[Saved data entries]

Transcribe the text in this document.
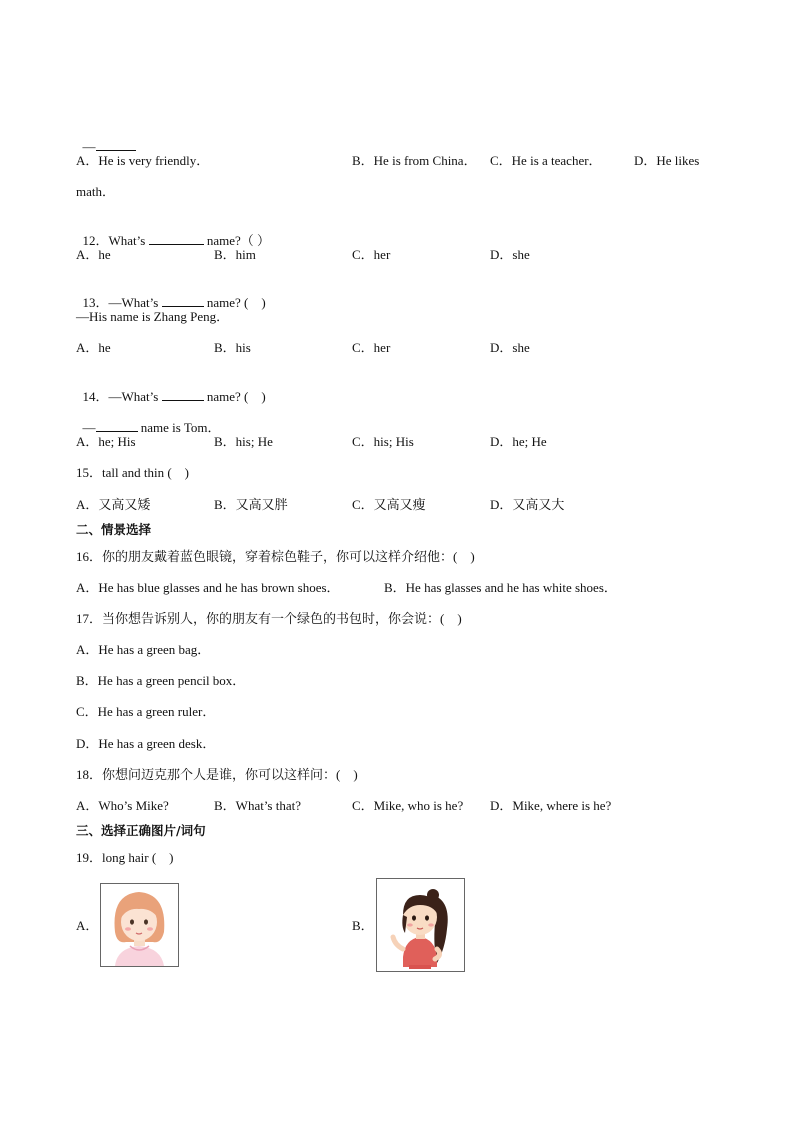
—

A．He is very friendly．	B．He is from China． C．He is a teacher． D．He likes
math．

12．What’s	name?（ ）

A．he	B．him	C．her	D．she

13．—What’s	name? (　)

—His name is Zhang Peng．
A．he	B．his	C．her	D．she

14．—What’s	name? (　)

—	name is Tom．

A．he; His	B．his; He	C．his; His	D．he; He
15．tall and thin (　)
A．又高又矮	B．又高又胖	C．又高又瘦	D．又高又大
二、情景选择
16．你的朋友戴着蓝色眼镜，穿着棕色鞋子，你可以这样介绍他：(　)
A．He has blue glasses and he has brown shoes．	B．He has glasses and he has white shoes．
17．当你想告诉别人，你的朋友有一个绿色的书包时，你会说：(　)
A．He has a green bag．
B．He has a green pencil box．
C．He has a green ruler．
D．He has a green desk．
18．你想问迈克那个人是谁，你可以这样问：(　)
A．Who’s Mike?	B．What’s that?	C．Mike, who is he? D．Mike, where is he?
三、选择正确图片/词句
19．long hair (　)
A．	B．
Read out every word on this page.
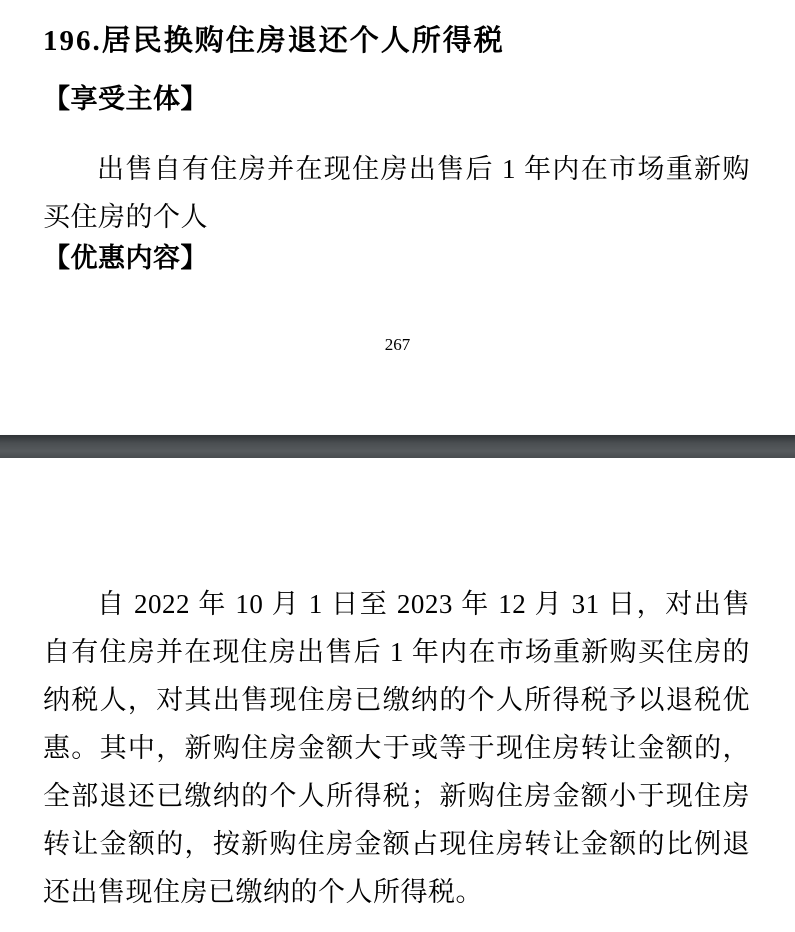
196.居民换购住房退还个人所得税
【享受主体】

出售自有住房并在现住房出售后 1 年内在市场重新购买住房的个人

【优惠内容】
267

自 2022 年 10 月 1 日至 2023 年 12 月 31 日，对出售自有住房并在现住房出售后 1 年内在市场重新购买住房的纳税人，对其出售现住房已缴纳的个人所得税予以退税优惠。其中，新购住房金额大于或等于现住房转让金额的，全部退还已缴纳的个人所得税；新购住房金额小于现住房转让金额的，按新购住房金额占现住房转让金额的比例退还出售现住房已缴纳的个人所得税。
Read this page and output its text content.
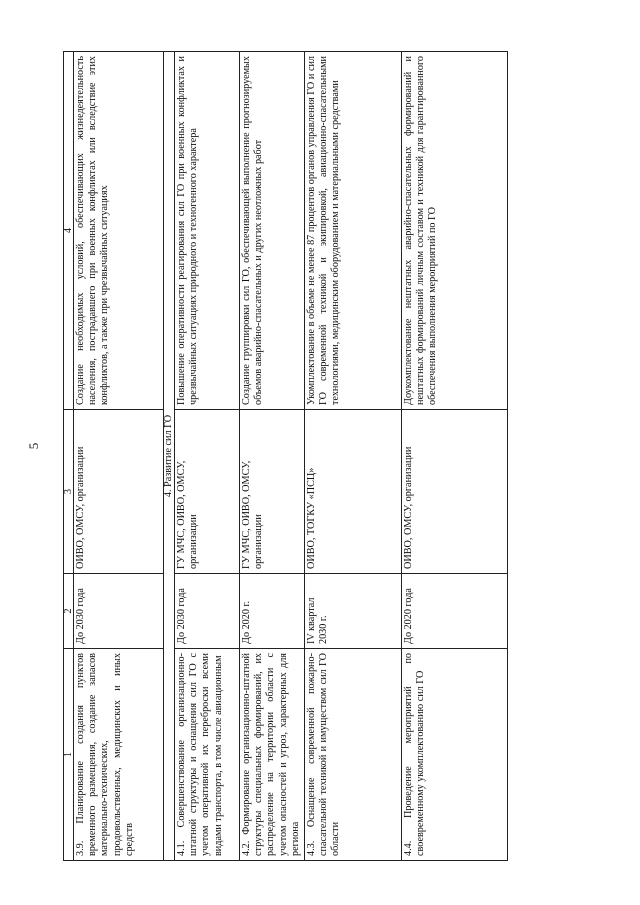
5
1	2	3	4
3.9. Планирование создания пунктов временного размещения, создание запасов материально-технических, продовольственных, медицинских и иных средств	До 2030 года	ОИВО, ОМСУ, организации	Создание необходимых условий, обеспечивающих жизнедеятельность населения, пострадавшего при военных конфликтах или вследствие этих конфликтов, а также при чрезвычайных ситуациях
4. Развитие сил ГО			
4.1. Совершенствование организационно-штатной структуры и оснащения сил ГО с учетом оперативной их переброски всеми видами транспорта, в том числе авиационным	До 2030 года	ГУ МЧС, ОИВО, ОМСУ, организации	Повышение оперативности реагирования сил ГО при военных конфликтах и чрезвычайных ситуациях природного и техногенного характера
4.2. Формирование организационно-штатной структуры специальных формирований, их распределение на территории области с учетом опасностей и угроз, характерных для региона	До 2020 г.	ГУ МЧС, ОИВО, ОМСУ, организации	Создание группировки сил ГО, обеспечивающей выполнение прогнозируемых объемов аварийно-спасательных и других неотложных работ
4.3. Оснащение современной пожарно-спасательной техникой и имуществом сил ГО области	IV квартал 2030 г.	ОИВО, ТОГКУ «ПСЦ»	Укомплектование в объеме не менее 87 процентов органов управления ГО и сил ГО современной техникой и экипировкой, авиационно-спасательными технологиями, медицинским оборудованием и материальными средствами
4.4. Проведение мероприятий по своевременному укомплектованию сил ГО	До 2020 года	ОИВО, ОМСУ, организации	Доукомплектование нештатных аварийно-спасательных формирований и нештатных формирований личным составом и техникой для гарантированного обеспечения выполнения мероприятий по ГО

▶ [Objective]
Return the listing above word for word, with the pictures removed.

▶ [Completed task]
Transcribe the text in this document.
—

A．He is very friendly．	B．He is from China． C．He is a teacher． D．He likes
math．

12．What’s	name?（ ）

A．he	B．him	C．her	D．she

13．—What’s	name? (　)

—His name is Zhang Peng．
A．he	B．his	C．her	D．she

14．—What’s	name? (　)

—	name is Tom．

A．he; His	B．his; He	C．his; His	D．he; He
15．tall and thin (　)
A．又高又矮	B．又高又胖	C．又高又瘦	D．又高又大
二、情景选择
16．你的朋友戴着蓝色眼镜，穿着棕色鞋子，你可以这样介绍他：(　)
A．He has blue glasses and he has brown shoes．	B．He has glasses and he has white shoes．
17．当你想告诉别人，你的朋友有一个绿色的书包时，你会说：(　)
A．He has a green bag．
B．He has a green pencil box．
C．He has a green ruler．
D．He has a green desk．
18．你想问迈克那个人是谁，你可以这样问：(　)
A．Who’s Mike?	B．What’s that?	C．Mike, who is he? D．Mike, where is he?
三、选择正确图片/词句
19．long hair (　)
A．	B．
Read out every word on this page.
196.居民换购住房退还个人所得税
【享受主体】

出售自有住房并在现住房出售后 1 年内在市场重新购买住房的个人

【优惠内容】
267

自 2022 年 10 月 1 日至 2023 年 12 月 31 日，对出售自有住房并在现住房出售后 1 年内在市场重新购买住房的纳税人，对其出售现住房已缴纳的个人所得税予以退税优惠。其中，新购住房金额大于或等于现住房转让金额的，全部退还已缴纳的个人所得税；新购住房金额小于现住房转让金额的，按新购住房金额占现住房转让金额的比例退还出售现住房已缴纳的个人所得税。
Read this page and output its text content.
5
1	2	3	4
3.9. Планирование создания пунктов временного размещения, создание запасов материально-технических, продовольственных, медицинских и иных средств	До 2030 года	ОИВО, ОМСУ, организации	Создание необходимых условий, обеспечивающих жизнедеятельность населения, пострадавшего при военных конфликтах или вследствие этих конфликтов, а также при чрезвычайных ситуациях
4. Развитие сил ГО			
4.1. Совершенствование организационно-штатной структуры и оснащения сил ГО с учетом оперативной их переброски всеми видами транспорта, в том числе авиационным	До 2030 года	ГУ МЧС, ОИВО, ОМСУ, организации	Повышение оперативности реагирования сил ГО при военных конфликтах и чрезвычайных ситуациях природного и техногенного характера
4.2. Формирование организационно-штатной структуры специальных формирований, их распределение на территории области с учетом опасностей и угроз, характерных для региона	До 2020 г.	ГУ МЧС, ОИВО, ОМСУ, организации	Создание группировки сил ГО, обеспечивающей выполнение прогнозируемых объемов аварийно-спасательных и других неотложных работ
4.3. Оснащение современной пожарно-спасательной техникой и имуществом сил ГО области	IV квартал 2030 г.	ОИВО, ТОГКУ «ПСЦ»	Укомплектование в объеме не менее 87 процентов органов управления ГО и сил ГО современной техникой и экипировкой, авиационно-спасательными технологиями, медицинским оборудованием и материальными средствами
4.4. Проведение мероприятий по своевременному укомплектованию сил ГО	До 2020 года	ОИВО, ОМСУ, организации	Доукомплектование нештатных аварийно-спасательных формирований и нештатных формирований личным составом и техникой для гарантированного обеспечения выполнения мероприятий по ГО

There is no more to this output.